→ **RAW RECORDS**
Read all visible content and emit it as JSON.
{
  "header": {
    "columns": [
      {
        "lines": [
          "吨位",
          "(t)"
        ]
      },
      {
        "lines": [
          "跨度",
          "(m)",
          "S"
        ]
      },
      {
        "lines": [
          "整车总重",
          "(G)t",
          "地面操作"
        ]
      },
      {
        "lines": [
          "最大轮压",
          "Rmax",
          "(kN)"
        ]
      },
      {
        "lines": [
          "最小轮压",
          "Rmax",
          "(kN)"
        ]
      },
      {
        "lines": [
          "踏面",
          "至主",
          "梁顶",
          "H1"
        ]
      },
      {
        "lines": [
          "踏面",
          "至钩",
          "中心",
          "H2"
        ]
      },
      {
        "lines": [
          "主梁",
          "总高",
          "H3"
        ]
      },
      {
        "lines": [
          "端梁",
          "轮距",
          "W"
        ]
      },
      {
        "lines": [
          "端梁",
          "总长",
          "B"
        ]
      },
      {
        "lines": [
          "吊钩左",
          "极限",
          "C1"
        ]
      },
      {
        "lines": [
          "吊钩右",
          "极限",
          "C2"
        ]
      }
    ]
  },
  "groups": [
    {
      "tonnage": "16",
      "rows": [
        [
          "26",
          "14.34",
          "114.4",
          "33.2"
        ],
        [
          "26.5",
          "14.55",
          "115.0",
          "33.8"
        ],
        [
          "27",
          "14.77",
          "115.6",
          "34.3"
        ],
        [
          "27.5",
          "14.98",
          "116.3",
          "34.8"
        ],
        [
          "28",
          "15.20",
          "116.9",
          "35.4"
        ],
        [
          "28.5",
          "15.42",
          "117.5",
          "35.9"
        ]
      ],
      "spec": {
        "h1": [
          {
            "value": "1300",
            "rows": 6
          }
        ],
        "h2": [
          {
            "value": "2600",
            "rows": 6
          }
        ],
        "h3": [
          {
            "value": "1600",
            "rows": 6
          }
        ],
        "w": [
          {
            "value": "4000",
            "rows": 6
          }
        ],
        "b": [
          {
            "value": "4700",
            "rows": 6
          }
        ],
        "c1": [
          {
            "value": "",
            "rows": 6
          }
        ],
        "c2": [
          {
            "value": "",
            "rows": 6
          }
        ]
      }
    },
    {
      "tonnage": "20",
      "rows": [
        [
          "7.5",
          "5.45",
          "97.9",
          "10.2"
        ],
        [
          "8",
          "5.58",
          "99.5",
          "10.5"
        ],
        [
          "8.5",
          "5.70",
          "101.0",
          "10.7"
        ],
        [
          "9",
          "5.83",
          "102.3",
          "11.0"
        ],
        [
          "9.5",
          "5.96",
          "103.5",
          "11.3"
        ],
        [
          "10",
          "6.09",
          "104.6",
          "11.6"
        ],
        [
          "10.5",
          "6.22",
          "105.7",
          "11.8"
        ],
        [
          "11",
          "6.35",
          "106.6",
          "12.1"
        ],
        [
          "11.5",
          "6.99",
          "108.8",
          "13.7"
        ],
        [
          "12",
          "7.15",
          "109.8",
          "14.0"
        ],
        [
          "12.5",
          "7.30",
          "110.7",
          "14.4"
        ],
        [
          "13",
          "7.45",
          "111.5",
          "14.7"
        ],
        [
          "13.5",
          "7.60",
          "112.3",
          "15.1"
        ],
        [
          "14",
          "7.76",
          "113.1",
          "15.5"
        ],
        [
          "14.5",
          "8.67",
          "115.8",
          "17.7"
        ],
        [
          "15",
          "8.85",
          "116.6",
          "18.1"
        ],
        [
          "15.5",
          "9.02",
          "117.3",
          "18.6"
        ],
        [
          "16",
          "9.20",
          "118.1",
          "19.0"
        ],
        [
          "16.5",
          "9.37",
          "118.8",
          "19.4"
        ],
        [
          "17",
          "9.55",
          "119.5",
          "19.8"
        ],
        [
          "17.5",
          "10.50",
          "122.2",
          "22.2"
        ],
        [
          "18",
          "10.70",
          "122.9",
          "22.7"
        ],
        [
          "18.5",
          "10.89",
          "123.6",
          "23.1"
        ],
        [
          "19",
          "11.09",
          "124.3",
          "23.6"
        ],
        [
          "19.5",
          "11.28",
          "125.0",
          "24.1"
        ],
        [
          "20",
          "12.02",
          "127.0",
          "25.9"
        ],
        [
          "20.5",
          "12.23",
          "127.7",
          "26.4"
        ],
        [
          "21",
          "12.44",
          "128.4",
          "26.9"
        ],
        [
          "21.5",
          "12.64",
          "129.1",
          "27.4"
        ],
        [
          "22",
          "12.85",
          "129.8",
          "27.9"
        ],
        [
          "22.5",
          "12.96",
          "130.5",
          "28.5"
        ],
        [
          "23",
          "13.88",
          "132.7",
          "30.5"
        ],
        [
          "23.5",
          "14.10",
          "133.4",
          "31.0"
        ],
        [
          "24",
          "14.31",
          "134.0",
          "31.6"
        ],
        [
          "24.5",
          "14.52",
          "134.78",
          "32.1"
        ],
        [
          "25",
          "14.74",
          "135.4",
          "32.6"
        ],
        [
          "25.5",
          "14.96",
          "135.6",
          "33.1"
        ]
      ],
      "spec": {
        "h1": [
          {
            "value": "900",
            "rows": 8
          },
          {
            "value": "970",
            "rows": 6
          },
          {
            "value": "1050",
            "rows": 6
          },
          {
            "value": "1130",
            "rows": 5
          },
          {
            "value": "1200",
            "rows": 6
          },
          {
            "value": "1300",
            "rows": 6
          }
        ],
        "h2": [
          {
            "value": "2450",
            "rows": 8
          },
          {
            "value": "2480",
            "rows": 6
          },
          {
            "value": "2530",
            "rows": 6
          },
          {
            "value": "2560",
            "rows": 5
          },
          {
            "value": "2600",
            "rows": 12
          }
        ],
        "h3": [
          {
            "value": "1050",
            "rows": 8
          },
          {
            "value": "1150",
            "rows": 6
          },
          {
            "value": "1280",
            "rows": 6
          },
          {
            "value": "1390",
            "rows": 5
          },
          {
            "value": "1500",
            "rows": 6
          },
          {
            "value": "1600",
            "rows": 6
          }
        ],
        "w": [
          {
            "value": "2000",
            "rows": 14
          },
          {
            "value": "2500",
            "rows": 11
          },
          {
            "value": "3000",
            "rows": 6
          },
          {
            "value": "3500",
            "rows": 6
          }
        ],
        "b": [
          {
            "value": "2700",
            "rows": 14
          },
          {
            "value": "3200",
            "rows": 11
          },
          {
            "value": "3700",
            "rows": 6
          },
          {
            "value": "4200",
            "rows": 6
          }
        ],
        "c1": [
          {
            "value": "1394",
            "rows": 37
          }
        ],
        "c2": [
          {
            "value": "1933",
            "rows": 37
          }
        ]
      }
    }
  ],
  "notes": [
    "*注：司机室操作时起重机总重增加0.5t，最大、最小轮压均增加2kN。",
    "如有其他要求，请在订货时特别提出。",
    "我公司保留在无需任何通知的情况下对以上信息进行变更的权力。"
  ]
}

→ **WHAT THE TASK ASKS**
Type out the full listing again, exactly as given.

→ **WRITTEN ANSWER**
Read all visible content and emit it as JSON.
{
  "header": {
    "columns": [
      {
        "lines": [
          "吨位",
          "(t)"
        ]
      },
      {
        "lines": [
          "跨度",
          "(m)",
          "S"
        ]
      },
      {
        "lines": [
          "整车总重",
          "(G)t",
          "地面操作"
        ]
      },
      {
        "lines": [
          "最大轮压",
          "Rmax",
          "(kN)"
        ]
      },
      {
        "lines": [
          "最小轮压",
          "Rmax",
          "(kN)"
        ]
      },
      {
        "lines": [
          "踏面",
          "至主",
          "梁顶",
          "H1"
        ]
      },
      {
        "lines": [
          "踏面",
          "至钩",
          "中心",
          "H2"
        ]
      },
      {
        "lines": [
          "主梁",
          "总高",
          "H3"
        ]
      },
      {
        "lines": [
          "端梁",
          "轮距",
          "W"
        ]
      },
      {
        "lines": [
          "端梁",
          "总长",
          "B"
        ]
      },
      {
        "lines": [
          "吊钩左",
          "极限",
          "C1"
        ]
      },
      {
        "lines": [
          "吊钩右",
          "极限",
          "C2"
        ]
      }
    ]
  },
  "groups": [
    {
      "tonnage": "16",
      "rows": [
        [
          "26",
          "14.34",
          "114.4",
          "33.2"
        ],
        [
          "26.5",
          "14.55",
          "115.0",
          "33.8"
        ],
        [
          "27",
          "14.77",
          "115.6",
          "34.3"
        ],
        [
          "27.5",
          "14.98",
          "116.3",
          "34.8"
        ],
        [
          "28",
          "15.20",
          "116.9",
          "35.4"
        ],
        [
          "28.5",
          "15.42",
          "117.5",
          "35.9"
        ]
      ],
      "spec": {
        "h1": [
          {
            "value": "1300",
            "rows": 6
          }
        ],
        "h2": [
          {
            "value": "2600",
            "rows": 6
          }
        ],
        "h3": [
          {
            "value": "1600",
            "rows": 6
          }
        ],
        "w": [
          {
            "value": "4000",
            "rows": 6
          }
        ],
        "b": [
          {
            "value": "4700",
            "rows": 6
          }
        ],
        "c1": [
          {
            "value": "",
            "rows": 6
          }
        ],
        "c2": [
          {
            "value": "",
            "rows": 6
          }
        ]
      }
    },
    {
      "tonnage": "20",
      "rows": [
        [
          "7.5",
          "5.45",
          "97.9",
          "10.2"
        ],
        [
          "8",
          "5.58",
          "99.5",
          "10.5"
        ],
        [
          "8.5",
          "5.70",
          "101.0",
          "10.7"
        ],
        [
          "9",
          "5.83",
          "102.3",
          "11.0"
        ],
        [
          "9.5",
          "5.96",
          "103.5",
          "11.3"
        ],
        [
          "10",
          "6.09",
          "104.6",
          "11.6"
        ],
        [
          "10.5",
          "6.22",
          "105.7",
          "11.8"
        ],
        [
          "11",
          "6.35",
          "106.6",
          "12.1"
        ],
        [
          "11.5",
          "6.99",
          "108.8",
          "13.7"
        ],
        [
          "12",
          "7.15",
          "109.8",
          "14.0"
        ],
        [
          "12.5",
          "7.30",
          "110.7",
          "14.4"
        ],
        [
          "13",
          "7.45",
          "111.5",
          "14.7"
        ],
        [
          "13.5",
          "7.60",
          "112.3",
          "15.1"
        ],
        [
          "14",
          "7.76",
          "113.1",
          "15.5"
        ],
        [
          "14.5",
          "8.67",
          "115.8",
          "17.7"
        ],
        [
          "15",
          "8.85",
          "116.6",
          "18.1"
        ],
        [
          "15.5",
          "9.02",
          "117.3",
          "18.6"
        ],
        [
          "16",
          "9.20",
          "118.1",
          "19.0"
        ],
        [
          "16.5",
          "9.37",
          "118.8",
          "19.4"
        ],
        [
          "17",
          "9.55",
          "119.5",
          "19.8"
        ],
        [
          "17.5",
          "10.50",
          "122.2",
          "22.2"
        ],
        [
          "18",
          "10.70",
          "122.9",
          "22.7"
        ],
        [
          "18.5",
          "10.89",
          "123.6",
          "23.1"
        ],
        [
          "19",
          "11.09",
          "124.3",
          "23.6"
        ],
        [
          "19.5",
          "11.28",
          "125.0",
          "24.1"
        ],
        [
          "20",
          "12.02",
          "127.0",
          "25.9"
        ],
        [
          "20.5",
          "12.23",
          "127.7",
          "26.4"
        ],
        [
          "21",
          "12.44",
          "128.4",
          "26.9"
        ],
        [
          "21.5",
          "12.64",
          "129.1",
          "27.4"
        ],
        [
          "22",
          "12.85",
          "129.8",
          "27.9"
        ],
        [
          "22.5",
          "12.96",
          "130.5",
          "28.5"
        ],
        [
          "23",
          "13.88",
          "132.7",
          "30.5"
        ],
        [
          "23.5",
          "14.10",
          "133.4",
          "31.0"
        ],
        [
          "24",
          "14.31",
          "134.0",
          "31.6"
        ],
        [
          "24.5",
          "14.52",
          "134.78",
          "32.1"
        ],
        [
          "25",
          "14.74",
          "135.4",
          "32.6"
        ],
        [
          "25.5",
          "14.96",
          "135.6",
          "33.1"
        ]
      ],
      "spec": {
        "h1": [
          {
            "value": "900",
            "rows": 8
          },
          {
            "value": "970",
            "rows": 6
          },
          {
            "value": "1050",
            "rows": 6
          },
          {
            "value": "1130",
            "rows": 5
          },
          {
            "value": "1200",
            "rows": 6
          },
          {
            "value": "1300",
            "rows": 6
          }
        ],
        "h2": [
          {
            "value": "2450",
            "rows": 8
          },
          {
            "value": "2480",
            "rows": 6
          },
          {
            "value": "2530",
            "rows": 6
          },
          {
            "value": "2560",
            "rows": 5
          },
          {
            "value": "2600",
            "rows": 12
          }
        ],
        "h3": [
          {
            "value": "1050",
            "rows": 8
          },
          {
            "value": "1150",
            "rows": 6
          },
          {
            "value": "1280",
            "rows": 6
          },
          {
            "value": "1390",
            "rows": 5
          },
          {
            "value": "1500",
            "rows": 6
          },
          {
            "value": "1600",
            "rows": 6
          }
        ],
        "w": [
          {
            "value": "2000",
            "rows": 14
          },
          {
            "value": "2500",
            "rows": 11
          },
          {
            "value": "3000",
            "rows": 6
          },
          {
            "value": "3500",
            "rows": 6
          }
        ],
        "b": [
          {
            "value": "2700",
            "rows": 14
          },
          {
            "value": "3200",
            "rows": 11
          },
          {
            "value": "3700",
            "rows": 6
          },
          {
            "value": "4200",
            "rows": 6
          }
        ],
        "c1": [
          {
            "value": "1394",
            "rows": 37
          }
        ],
        "c2": [
          {
            "value": "1933",
            "rows": 37
          }
        ]
      }
    }
  ],
  "notes": [
    "*注：司机室操作时起重机总重增加0.5t，最大、最小轮压均增加2kN。",
    "如有其他要求，请在订货时特别提出。",
    "我公司保留在无需任何通知的情况下对以上信息进行变更的权力。"
  ]
}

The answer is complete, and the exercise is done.